— start Dataset records —
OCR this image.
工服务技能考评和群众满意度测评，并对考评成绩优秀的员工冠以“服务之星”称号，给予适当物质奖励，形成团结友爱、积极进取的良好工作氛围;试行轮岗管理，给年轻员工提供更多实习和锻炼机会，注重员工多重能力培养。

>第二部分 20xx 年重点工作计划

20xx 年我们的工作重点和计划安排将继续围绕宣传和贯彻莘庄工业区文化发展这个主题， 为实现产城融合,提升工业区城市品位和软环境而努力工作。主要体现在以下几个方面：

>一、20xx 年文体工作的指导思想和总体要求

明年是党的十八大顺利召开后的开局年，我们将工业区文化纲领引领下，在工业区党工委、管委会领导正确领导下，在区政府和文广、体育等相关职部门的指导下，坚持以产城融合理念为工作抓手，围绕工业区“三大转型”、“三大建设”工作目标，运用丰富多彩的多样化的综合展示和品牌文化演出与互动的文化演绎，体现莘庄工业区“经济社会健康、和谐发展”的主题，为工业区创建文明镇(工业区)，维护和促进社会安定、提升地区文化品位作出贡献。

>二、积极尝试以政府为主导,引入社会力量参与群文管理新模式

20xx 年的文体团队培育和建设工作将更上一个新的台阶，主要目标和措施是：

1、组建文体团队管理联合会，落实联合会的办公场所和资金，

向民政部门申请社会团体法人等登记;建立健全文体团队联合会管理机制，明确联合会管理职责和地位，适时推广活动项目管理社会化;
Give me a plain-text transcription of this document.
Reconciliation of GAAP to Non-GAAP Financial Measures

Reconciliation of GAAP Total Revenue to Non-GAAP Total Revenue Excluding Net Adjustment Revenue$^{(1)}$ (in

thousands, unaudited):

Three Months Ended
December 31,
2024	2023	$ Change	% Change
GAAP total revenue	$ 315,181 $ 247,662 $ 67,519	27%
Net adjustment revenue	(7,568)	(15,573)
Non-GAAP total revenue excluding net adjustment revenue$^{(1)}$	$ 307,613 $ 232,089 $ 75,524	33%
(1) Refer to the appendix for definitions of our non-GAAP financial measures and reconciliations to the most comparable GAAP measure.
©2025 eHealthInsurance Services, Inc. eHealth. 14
— end Dataset records —
## Aim of the task
Recopy the entries above exactly, with every line included.

## Expected answer
OCR this image.
工服务技能考评和群众满意度测评，并对考评成绩优秀的员工冠以“服务之星”称号，给予适当物质奖励，形成团结友爱、积极进取的良好工作氛围;试行轮岗管理，给年轻员工提供更多实习和锻炼机会，注重员工多重能力培养。

>第二部分 20xx 年重点工作计划

20xx 年我们的工作重点和计划安排将继续围绕宣传和贯彻莘庄工业区文化发展这个主题， 为实现产城融合,提升工业区城市品位和软环境而努力工作。主要体现在以下几个方面：

>一、20xx 年文体工作的指导思想和总体要求

明年是党的十八大顺利召开后的开局年，我们将工业区文化纲领引领下，在工业区党工委、管委会领导正确领导下，在区政府和文广、体育等相关职部门的指导下，坚持以产城融合理念为工作抓手，围绕工业区“三大转型”、“三大建设”工作目标，运用丰富多彩的多样化的综合展示和品牌文化演出与互动的文化演绎，体现莘庄工业区“经济社会健康、和谐发展”的主题，为工业区创建文明镇(工业区)，维护和促进社会安定、提升地区文化品位作出贡献。

>二、积极尝试以政府为主导,引入社会力量参与群文管理新模式

20xx 年的文体团队培育和建设工作将更上一个新的台阶，主要目标和措施是：

1、组建文体团队管理联合会，落实联合会的办公场所和资金，

向民政部门申请社会团体法人等登记;建立健全文体团队联合会管理机制，明确联合会管理职责和地位，适时推广活动项目管理社会化;
Give me a plain-text transcription of this document.
Reconciliation of GAAP to Non-GAAP Financial Measures

Reconciliation of GAAP Total Revenue to Non-GAAP Total Revenue Excluding Net Adjustment Revenue$^{(1)}$ (in

thousands, unaudited):

Three Months Ended
December 31,
2024	2023	$ Change	% Change
GAAP total revenue	$ 315,181 $ 247,662 $ 67,519	27%
Net adjustment revenue	(7,568)	(15,573)
Non-GAAP total revenue excluding net adjustment revenue$^{(1)}$	$ 307,613 $ 232,089 $ 75,524	33%
(1) Refer to the appendix for definitions of our non-GAAP financial measures and reconciliations to the most comparable GAAP measure.
©2025 eHealthInsurance Services, Inc. eHealth. 14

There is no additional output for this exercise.